(Problem description)
Find the lines that hold the word "Château" and return them.

─── Material for the task ───

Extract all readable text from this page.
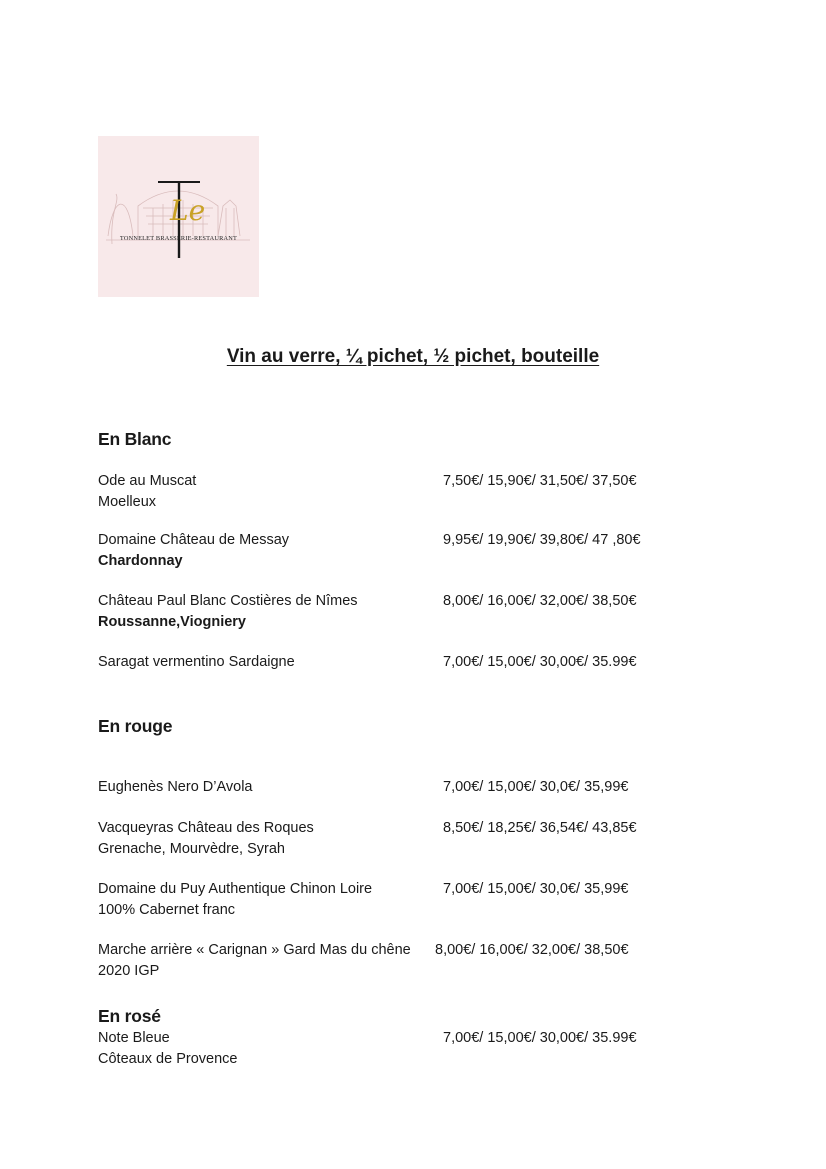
Le
TONNELET BRASSERIE-RESTAURANT
Vin au verre, ¼ pichet, ½ pichet, bouteille
En Blanc
Ode au Muscat
Moelleux
7,50€/ 15,90€/ 31,50€/ 37,50€
Domaine Château de Messay
Chardonnay
9,95€/ 19,90€/ 39,80€/ 47 ,80€
Château Paul Blanc Costières de Nîmes
Roussanne,Viogniery
8,00€/ 16,00€/ 32,00€/ 38,50€
Saragat vermentino Sardaigne	7,00€/ 15,00€/ 30,00€/ 35.99€
En rouge
Eughenès Nero D’Avola	7,00€/ 15,00€/ 30,0€/ 35,99€
Vacqueyras Château des Roques
Grenache, Mourvèdre, Syrah
8,50€/ 18,25€/ 36,54€/ 43,85€
Domaine du Puy Authentique Chinon Loire
100% Cabernet franc
7,00€/ 15,00€/ 30,0€/ 35,99€
Marche arrière « Carignan » Gard Mas du chêne
2020 IGP
8,00€/ 16,00€/ 32,00€/ 38,50€
En rosé
Note Bleue
Côteaux de Provence
7,00€/ 15,00€/ 30,00€/ 35.99€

───

(Output below)
Domaine Château de Messay
Château Paul Blanc Costières de Nîmes
Vacqueyras Château des Roques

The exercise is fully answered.